> **SHORT PROBLEM**
Please restate the following records word for word.

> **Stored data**
--- --- ---

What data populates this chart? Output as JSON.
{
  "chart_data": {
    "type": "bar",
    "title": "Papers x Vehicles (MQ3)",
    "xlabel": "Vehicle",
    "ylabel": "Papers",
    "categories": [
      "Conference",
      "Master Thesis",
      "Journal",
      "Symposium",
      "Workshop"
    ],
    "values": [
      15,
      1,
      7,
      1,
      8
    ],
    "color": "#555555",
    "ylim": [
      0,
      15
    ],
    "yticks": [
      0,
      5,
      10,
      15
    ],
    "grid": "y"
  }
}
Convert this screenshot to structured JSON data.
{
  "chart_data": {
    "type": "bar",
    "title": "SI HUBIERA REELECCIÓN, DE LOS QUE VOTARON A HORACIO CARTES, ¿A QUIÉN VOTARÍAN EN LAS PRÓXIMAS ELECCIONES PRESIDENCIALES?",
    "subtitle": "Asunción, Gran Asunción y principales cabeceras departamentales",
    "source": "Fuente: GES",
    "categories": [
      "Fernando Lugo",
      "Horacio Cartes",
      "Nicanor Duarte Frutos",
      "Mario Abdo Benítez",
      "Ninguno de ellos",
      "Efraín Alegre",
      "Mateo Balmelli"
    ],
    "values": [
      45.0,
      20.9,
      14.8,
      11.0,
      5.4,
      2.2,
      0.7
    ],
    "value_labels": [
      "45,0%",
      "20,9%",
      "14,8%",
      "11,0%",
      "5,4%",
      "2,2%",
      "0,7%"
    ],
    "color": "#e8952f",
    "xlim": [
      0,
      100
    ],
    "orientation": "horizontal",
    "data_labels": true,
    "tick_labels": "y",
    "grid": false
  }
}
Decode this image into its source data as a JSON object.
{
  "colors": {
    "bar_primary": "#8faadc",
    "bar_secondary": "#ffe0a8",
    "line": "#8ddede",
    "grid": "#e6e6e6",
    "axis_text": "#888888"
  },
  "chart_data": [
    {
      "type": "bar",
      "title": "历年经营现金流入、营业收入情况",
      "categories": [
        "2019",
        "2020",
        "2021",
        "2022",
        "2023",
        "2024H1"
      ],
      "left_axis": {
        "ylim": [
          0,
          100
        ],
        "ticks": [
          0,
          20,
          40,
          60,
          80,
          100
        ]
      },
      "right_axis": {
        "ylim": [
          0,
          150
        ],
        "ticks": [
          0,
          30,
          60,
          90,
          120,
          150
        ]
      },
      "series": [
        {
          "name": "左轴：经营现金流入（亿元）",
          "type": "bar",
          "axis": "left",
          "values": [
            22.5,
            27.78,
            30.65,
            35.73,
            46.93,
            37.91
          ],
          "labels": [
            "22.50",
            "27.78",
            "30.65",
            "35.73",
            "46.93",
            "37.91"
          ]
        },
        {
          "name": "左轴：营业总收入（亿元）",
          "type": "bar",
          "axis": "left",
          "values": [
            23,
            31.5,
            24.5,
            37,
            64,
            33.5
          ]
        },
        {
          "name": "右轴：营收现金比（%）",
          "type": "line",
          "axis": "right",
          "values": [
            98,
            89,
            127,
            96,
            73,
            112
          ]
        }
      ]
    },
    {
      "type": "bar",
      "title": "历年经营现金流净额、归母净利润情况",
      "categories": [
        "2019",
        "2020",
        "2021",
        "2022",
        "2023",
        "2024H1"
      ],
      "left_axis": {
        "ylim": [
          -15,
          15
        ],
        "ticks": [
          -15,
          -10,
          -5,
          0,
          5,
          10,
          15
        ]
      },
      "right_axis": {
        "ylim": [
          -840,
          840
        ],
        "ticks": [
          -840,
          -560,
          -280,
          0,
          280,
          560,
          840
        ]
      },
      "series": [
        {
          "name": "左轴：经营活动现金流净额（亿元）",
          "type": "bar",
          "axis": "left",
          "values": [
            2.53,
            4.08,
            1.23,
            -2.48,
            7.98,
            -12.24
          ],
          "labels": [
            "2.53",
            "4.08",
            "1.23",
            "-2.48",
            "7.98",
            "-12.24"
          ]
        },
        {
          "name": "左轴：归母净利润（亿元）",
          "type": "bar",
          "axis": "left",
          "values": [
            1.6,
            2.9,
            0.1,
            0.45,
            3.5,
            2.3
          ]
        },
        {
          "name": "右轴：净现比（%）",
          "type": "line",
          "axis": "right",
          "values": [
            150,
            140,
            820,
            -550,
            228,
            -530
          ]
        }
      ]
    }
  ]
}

--- --- ---

> **FINISHED TASK**
What data populates this chart? Output as JSON.
{
  "chart_data": {
    "type": "bar",
    "title": "Papers x Vehicles (MQ3)",
    "xlabel": "Vehicle",
    "ylabel": "Papers",
    "categories": [
      "Conference",
      "Master Thesis",
      "Journal",
      "Symposium",
      "Workshop"
    ],
    "values": [
      15,
      1,
      7,
      1,
      8
    ],
    "color": "#555555",
    "ylim": [
      0,
      15
    ],
    "yticks": [
      0,
      5,
      10,
      15
    ],
    "grid": "y"
  }
}
Convert this screenshot to structured JSON data.
{
  "chart_data": {
    "type": "bar",
    "title": "SI HUBIERA REELECCIÓN, DE LOS QUE VOTARON A HORACIO CARTES, ¿A QUIÉN VOTARÍAN EN LAS PRÓXIMAS ELECCIONES PRESIDENCIALES?",
    "subtitle": "Asunción, Gran Asunción y principales cabeceras departamentales",
    "source": "Fuente: GES",
    "categories": [
      "Fernando Lugo",
      "Horacio Cartes",
      "Nicanor Duarte Frutos",
      "Mario Abdo Benítez",
      "Ninguno de ellos",
      "Efraín Alegre",
      "Mateo Balmelli"
    ],
    "values": [
      45.0,
      20.9,
      14.8,
      11.0,
      5.4,
      2.2,
      0.7
    ],
    "value_labels": [
      "45,0%",
      "20,9%",
      "14,8%",
      "11,0%",
      "5,4%",
      "2,2%",
      "0,7%"
    ],
    "color": "#e8952f",
    "xlim": [
      0,
      100
    ],
    "orientation": "horizontal",
    "data_labels": true,
    "tick_labels": "y",
    "grid": false
  }
}
Decode this image into its source data as a JSON object.
{
  "colors": {
    "bar_primary": "#8faadc",
    "bar_secondary": "#ffe0a8",
    "line": "#8ddede",
    "grid": "#e6e6e6",
    "axis_text": "#888888"
  },
  "chart_data": [
    {
      "type": "bar",
      "title": "历年经营现金流入、营业收入情况",
      "categories": [
        "2019",
        "2020",
        "2021",
        "2022",
        "2023",
        "2024H1"
      ],
      "left_axis": {
        "ylim": [
          0,
          100
        ],
        "ticks": [
          0,
          20,
          40,
          60,
          80,
          100
        ]
      },
      "right_axis": {
        "ylim": [
          0,
          150
        ],
        "ticks": [
          0,
          30,
          60,
          90,
          120,
          150
        ]
      },
      "series": [
        {
          "name": "左轴：经营现金流入（亿元）",
          "type": "bar",
          "axis": "left",
          "values": [
            22.5,
            27.78,
            30.65,
            35.73,
            46.93,
            37.91
          ],
          "labels": [
            "22.50",
            "27.78",
            "30.65",
            "35.73",
            "46.93",
            "37.91"
          ]
        },
        {
          "name": "左轴：营业总收入（亿元）",
          "type": "bar",
          "axis": "left",
          "values": [
            23,
            31.5,
            24.5,
            37,
            64,
            33.5
          ]
        },
        {
          "name": "右轴：营收现金比（%）",
          "type": "line",
          "axis": "right",
          "values": [
            98,
            89,
            127,
            96,
            73,
            112
          ]
        }
      ]
    },
    {
      "type": "bar",
      "title": "历年经营现金流净额、归母净利润情况",
      "categories": [
        "2019",
        "2020",
        "2021",
        "2022",
        "2023",
        "2024H1"
      ],
      "left_axis": {
        "ylim": [
          -15,
          15
        ],
        "ticks": [
          -15,
          -10,
          -5,
          0,
          5,
          10,
          15
        ]
      },
      "right_axis": {
        "ylim": [
          -840,
          840
        ],
        "ticks": [
          -840,
          -560,
          -280,
          0,
          280,
          560,
          840
        ]
      },
      "series": [
        {
          "name": "左轴：经营活动现金流净额（亿元）",
          "type": "bar",
          "axis": "left",
          "values": [
            2.53,
            4.08,
            1.23,
            -2.48,
            7.98,
            -12.24
          ],
          "labels": [
            "2.53",
            "4.08",
            "1.23",
            "-2.48",
            "7.98",
            "-12.24"
          ]
        },
        {
          "name": "左轴：归母净利润（亿元）",
          "type": "bar",
          "axis": "left",
          "values": [
            1.6,
            2.9,
            0.1,
            0.45,
            3.5,
            2.3
          ]
        },
        {
          "name": "右轴：净现比（%）",
          "type": "line",
          "axis": "right",
          "values": [
            150,
            140,
            820,
            -550,
            228,
            -530
          ]
        }
      ]
    }
  ]
}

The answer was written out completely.